Retype the full set of records. Keep every character identical.

Figure contents as structured data:
☆ ☆ ☆

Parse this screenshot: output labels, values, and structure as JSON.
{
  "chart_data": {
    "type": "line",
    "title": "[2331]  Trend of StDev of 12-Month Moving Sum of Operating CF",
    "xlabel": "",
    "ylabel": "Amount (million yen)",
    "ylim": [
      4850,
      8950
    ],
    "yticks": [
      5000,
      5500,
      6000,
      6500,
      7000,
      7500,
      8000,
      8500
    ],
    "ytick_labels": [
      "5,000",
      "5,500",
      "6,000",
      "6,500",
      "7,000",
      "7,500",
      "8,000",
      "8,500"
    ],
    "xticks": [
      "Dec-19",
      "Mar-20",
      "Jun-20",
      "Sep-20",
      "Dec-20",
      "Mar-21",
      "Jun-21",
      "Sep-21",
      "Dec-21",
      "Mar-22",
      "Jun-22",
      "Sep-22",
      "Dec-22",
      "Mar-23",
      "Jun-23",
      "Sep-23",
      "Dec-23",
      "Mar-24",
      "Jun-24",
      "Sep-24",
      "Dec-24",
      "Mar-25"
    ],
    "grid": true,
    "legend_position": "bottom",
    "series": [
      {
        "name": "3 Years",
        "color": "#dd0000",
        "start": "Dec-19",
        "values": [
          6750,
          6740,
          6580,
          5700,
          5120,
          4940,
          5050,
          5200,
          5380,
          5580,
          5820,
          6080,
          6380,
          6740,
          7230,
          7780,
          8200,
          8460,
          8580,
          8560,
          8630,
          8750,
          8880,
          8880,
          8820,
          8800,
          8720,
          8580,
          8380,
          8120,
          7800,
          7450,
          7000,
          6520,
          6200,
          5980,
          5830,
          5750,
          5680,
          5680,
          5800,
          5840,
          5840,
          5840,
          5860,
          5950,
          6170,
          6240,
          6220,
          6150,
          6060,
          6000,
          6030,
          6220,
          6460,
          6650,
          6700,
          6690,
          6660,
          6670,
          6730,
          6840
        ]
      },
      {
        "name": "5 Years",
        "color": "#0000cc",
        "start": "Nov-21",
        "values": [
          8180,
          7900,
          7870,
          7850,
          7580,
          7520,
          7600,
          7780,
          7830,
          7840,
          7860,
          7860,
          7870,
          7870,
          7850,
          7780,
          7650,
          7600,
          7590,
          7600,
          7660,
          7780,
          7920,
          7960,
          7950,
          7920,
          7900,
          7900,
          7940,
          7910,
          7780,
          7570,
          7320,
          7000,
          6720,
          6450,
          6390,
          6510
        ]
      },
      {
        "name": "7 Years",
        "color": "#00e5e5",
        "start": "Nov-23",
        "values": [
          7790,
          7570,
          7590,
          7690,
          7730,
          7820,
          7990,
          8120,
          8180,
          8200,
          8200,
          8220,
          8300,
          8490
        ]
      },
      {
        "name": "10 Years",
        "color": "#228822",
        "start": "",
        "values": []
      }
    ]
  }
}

☆ ☆ ☆

- EXERCISE RESULT
Parse this screenshot: output labels, values, and structure as JSON.
{
  "chart_data": {
    "type": "line",
    "title": "[2331]  Trend of StDev of 12-Month Moving Sum of Operating CF",
    "xlabel": "",
    "ylabel": "Amount (million yen)",
    "ylim": [
      4850,
      8950
    ],
    "yticks": [
      5000,
      5500,
      6000,
      6500,
      7000,
      7500,
      8000,
      8500
    ],
    "ytick_labels": [
      "5,000",
      "5,500",
      "6,000",
      "6,500",
      "7,000",
      "7,500",
      "8,000",
      "8,500"
    ],
    "xticks": [
      "Dec-19",
      "Mar-20",
      "Jun-20",
      "Sep-20",
      "Dec-20",
      "Mar-21",
      "Jun-21",
      "Sep-21",
      "Dec-21",
      "Mar-22",
      "Jun-22",
      "Sep-22",
      "Dec-22",
      "Mar-23",
      "Jun-23",
      "Sep-23",
      "Dec-23",
      "Mar-24",
      "Jun-24",
      "Sep-24",
      "Dec-24",
      "Mar-25"
    ],
    "grid": true,
    "legend_position": "bottom",
    "series": [
      {
        "name": "3 Years",
        "color": "#dd0000",
        "start": "Dec-19",
        "values": [
          6750,
          6740,
          6580,
          5700,
          5120,
          4940,
          5050,
          5200,
          5380,
          5580,
          5820,
          6080,
          6380,
          6740,
          7230,
          7780,
          8200,
          8460,
          8580,
          8560,
          8630,
          8750,
          8880,
          8880,
          8820,
          8800,
          8720,
          8580,
          8380,
          8120,
          7800,
          7450,
          7000,
          6520,
          6200,
          5980,
          5830,
          5750,
          5680,
          5680,
          5800,
          5840,
          5840,
          5840,
          5860,
          5950,
          6170,
          6240,
          6220,
          6150,
          6060,
          6000,
          6030,
          6220,
          6460,
          6650,
          6700,
          6690,
          6660,
          6670,
          6730,
          6840
        ]
      },
      {
        "name": "5 Years",
        "color": "#0000cc",
        "start": "Nov-21",
        "values": [
          8180,
          7900,
          7870,
          7850,
          7580,
          7520,
          7600,
          7780,
          7830,
          7840,
          7860,
          7860,
          7870,
          7870,
          7850,
          7780,
          7650,
          7600,
          7590,
          7600,
          7660,
          7780,
          7920,
          7960,
          7950,
          7920,
          7900,
          7900,
          7940,
          7910,
          7780,
          7570,
          7320,
          7000,
          6720,
          6450,
          6390,
          6510
        ]
      },
      {
        "name": "7 Years",
        "color": "#00e5e5",
        "start": "Nov-23",
        "values": [
          7790,
          7570,
          7590,
          7690,
          7730,
          7820,
          7990,
          8120,
          8180,
          8200,
          8200,
          8220,
          8300,
          8490
        ]
      },
      {
        "name": "10 Years",
        "color": "#228822",
        "start": "",
        "values": []
      }
    ]
  }
}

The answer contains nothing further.